Written exercise => Transcribe every entry word for word, but skip the images.

The records =>
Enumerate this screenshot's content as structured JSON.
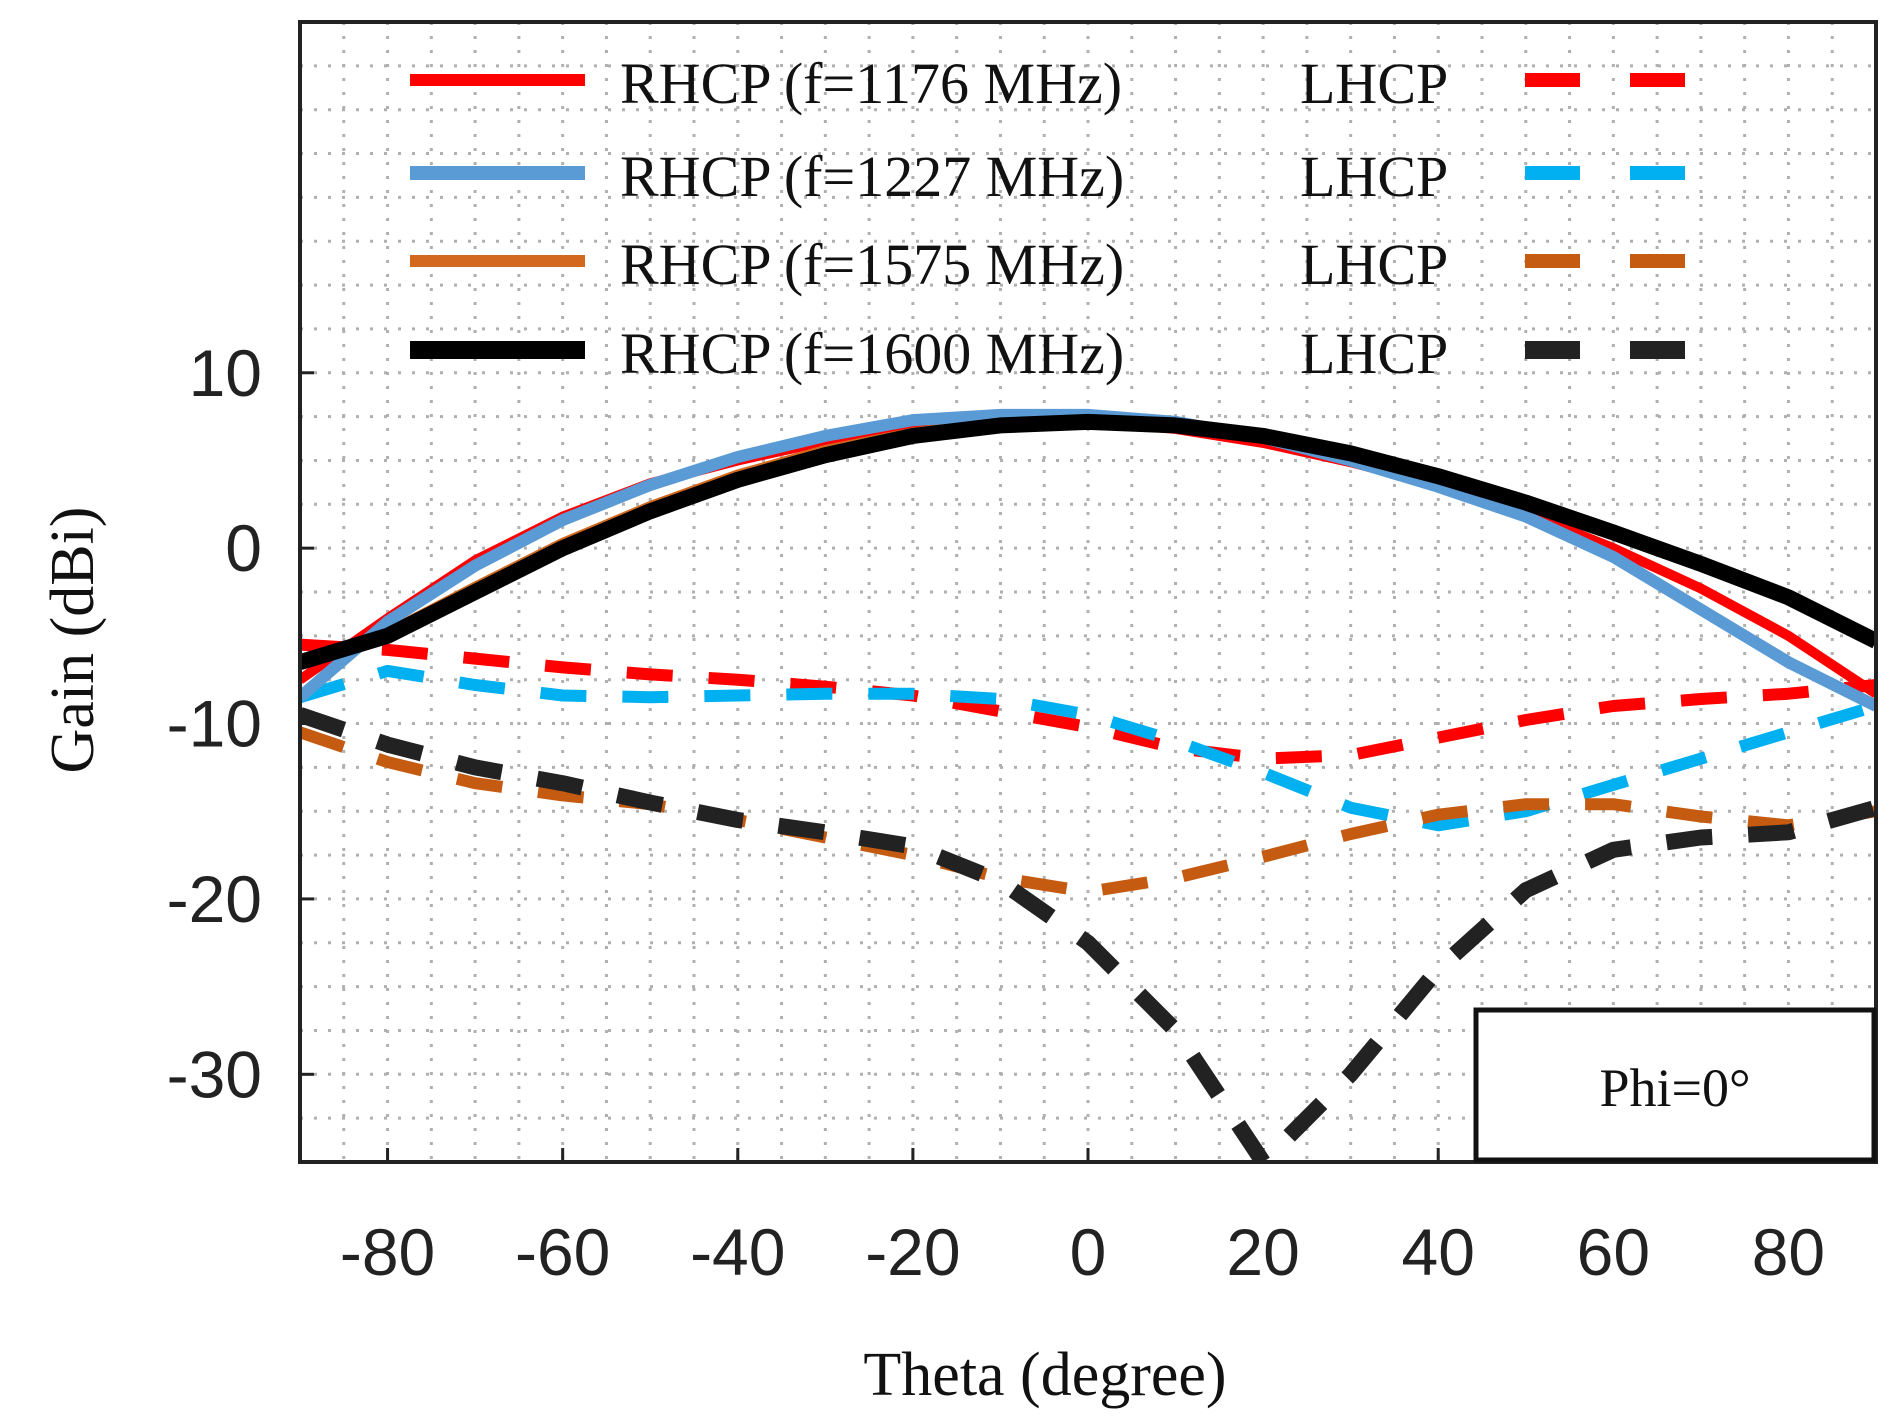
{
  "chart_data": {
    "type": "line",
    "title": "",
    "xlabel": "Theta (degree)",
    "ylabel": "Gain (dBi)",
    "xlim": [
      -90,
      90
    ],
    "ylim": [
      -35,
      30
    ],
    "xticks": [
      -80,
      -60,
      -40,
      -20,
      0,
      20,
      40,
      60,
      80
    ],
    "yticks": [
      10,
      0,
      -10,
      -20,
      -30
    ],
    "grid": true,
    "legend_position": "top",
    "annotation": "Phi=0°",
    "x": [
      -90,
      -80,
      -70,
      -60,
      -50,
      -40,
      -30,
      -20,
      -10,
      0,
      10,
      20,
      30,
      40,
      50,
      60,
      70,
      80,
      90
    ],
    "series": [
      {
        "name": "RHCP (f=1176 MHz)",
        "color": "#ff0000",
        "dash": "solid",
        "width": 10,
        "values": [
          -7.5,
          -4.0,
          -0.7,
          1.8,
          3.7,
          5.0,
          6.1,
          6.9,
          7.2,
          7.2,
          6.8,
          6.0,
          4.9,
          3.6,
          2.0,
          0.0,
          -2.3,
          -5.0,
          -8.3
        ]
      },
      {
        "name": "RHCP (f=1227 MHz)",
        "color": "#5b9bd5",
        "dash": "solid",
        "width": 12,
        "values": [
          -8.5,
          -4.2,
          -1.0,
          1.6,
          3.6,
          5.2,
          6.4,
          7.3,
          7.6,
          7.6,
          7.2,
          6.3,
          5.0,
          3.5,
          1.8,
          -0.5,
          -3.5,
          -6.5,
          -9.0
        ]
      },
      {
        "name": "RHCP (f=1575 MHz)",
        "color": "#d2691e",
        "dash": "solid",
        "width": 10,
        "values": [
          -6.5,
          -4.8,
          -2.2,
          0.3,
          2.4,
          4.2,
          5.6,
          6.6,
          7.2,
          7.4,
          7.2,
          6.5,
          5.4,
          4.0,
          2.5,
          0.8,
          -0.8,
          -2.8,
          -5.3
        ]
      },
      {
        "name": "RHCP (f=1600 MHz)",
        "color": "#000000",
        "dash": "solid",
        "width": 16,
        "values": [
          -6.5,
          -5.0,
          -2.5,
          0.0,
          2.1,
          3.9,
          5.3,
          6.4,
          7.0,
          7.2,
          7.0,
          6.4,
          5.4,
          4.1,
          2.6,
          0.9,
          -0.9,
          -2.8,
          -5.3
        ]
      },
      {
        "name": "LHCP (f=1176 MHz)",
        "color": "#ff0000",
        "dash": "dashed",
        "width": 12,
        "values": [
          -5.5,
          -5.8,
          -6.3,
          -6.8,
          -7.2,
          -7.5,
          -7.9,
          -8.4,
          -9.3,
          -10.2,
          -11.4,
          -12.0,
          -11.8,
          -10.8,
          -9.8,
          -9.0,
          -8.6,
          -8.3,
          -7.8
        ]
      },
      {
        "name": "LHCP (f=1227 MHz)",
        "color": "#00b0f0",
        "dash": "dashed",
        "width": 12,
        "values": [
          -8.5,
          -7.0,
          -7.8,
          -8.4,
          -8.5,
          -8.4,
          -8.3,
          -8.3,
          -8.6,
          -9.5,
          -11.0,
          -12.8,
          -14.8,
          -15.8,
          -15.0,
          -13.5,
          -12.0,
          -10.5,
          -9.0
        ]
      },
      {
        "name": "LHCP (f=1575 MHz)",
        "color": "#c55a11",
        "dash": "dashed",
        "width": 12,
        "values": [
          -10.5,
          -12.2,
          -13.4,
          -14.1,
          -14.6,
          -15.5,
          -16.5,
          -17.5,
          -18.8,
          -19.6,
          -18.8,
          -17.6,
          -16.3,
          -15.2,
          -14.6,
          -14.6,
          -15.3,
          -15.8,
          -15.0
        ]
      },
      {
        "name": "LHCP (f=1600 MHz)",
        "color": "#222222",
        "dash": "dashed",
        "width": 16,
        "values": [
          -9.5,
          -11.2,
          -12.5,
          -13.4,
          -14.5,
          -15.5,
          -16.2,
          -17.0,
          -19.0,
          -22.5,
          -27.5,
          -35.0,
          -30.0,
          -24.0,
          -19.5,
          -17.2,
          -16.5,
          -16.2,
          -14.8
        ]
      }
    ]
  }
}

Answer to this task =>
Enumerate this screenshot's content as structured JSON.
{
  "chart_data": {
    "type": "line",
    "title": "",
    "xlabel": "Theta (degree)",
    "ylabel": "Gain (dBi)",
    "xlim": [
      -90,
      90
    ],
    "ylim": [
      -35,
      30
    ],
    "xticks": [
      -80,
      -60,
      -40,
      -20,
      0,
      20,
      40,
      60,
      80
    ],
    "yticks": [
      10,
      0,
      -10,
      -20,
      -30
    ],
    "grid": true,
    "legend_position": "top",
    "annotation": "Phi=0°",
    "x": [
      -90,
      -80,
      -70,
      -60,
      -50,
      -40,
      -30,
      -20,
      -10,
      0,
      10,
      20,
      30,
      40,
      50,
      60,
      70,
      80,
      90
    ],
    "series": [
      {
        "name": "RHCP (f=1176 MHz)",
        "color": "#ff0000",
        "dash": "solid",
        "width": 10,
        "values": [
          -7.5,
          -4.0,
          -0.7,
          1.8,
          3.7,
          5.0,
          6.1,
          6.9,
          7.2,
          7.2,
          6.8,
          6.0,
          4.9,
          3.6,
          2.0,
          0.0,
          -2.3,
          -5.0,
          -8.3
        ]
      },
      {
        "name": "RHCP (f=1227 MHz)",
        "color": "#5b9bd5",
        "dash": "solid",
        "width": 12,
        "values": [
          -8.5,
          -4.2,
          -1.0,
          1.6,
          3.6,
          5.2,
          6.4,
          7.3,
          7.6,
          7.6,
          7.2,
          6.3,
          5.0,
          3.5,
          1.8,
          -0.5,
          -3.5,
          -6.5,
          -9.0
        ]
      },
      {
        "name": "RHCP (f=1575 MHz)",
        "color": "#d2691e",
        "dash": "solid",
        "width": 10,
        "values": [
          -6.5,
          -4.8,
          -2.2,
          0.3,
          2.4,
          4.2,
          5.6,
          6.6,
          7.2,
          7.4,
          7.2,
          6.5,
          5.4,
          4.0,
          2.5,
          0.8,
          -0.8,
          -2.8,
          -5.3
        ]
      },
      {
        "name": "RHCP (f=1600 MHz)",
        "color": "#000000",
        "dash": "solid",
        "width": 16,
        "values": [
          -6.5,
          -5.0,
          -2.5,
          0.0,
          2.1,
          3.9,
          5.3,
          6.4,
          7.0,
          7.2,
          7.0,
          6.4,
          5.4,
          4.1,
          2.6,
          0.9,
          -0.9,
          -2.8,
          -5.3
        ]
      },
      {
        "name": "LHCP (f=1176 MHz)",
        "color": "#ff0000",
        "dash": "dashed",
        "width": 12,
        "values": [
          -5.5,
          -5.8,
          -6.3,
          -6.8,
          -7.2,
          -7.5,
          -7.9,
          -8.4,
          -9.3,
          -10.2,
          -11.4,
          -12.0,
          -11.8,
          -10.8,
          -9.8,
          -9.0,
          -8.6,
          -8.3,
          -7.8
        ]
      },
      {
        "name": "LHCP (f=1227 MHz)",
        "color": "#00b0f0",
        "dash": "dashed",
        "width": 12,
        "values": [
          -8.5,
          -7.0,
          -7.8,
          -8.4,
          -8.5,
          -8.4,
          -8.3,
          -8.3,
          -8.6,
          -9.5,
          -11.0,
          -12.8,
          -14.8,
          -15.8,
          -15.0,
          -13.5,
          -12.0,
          -10.5,
          -9.0
        ]
      },
      {
        "name": "LHCP (f=1575 MHz)",
        "color": "#c55a11",
        "dash": "dashed",
        "width": 12,
        "values": [
          -10.5,
          -12.2,
          -13.4,
          -14.1,
          -14.6,
          -15.5,
          -16.5,
          -17.5,
          -18.8,
          -19.6,
          -18.8,
          -17.6,
          -16.3,
          -15.2,
          -14.6,
          -14.6,
          -15.3,
          -15.8,
          -15.0
        ]
      },
      {
        "name": "LHCP (f=1600 MHz)",
        "color": "#222222",
        "dash": "dashed",
        "width": 16,
        "values": [
          -9.5,
          -11.2,
          -12.5,
          -13.4,
          -14.5,
          -15.5,
          -16.2,
          -17.0,
          -19.0,
          -22.5,
          -27.5,
          -35.0,
          -30.0,
          -24.0,
          -19.5,
          -17.2,
          -16.5,
          -16.2,
          -14.8
        ]
      }
    ]
  }
}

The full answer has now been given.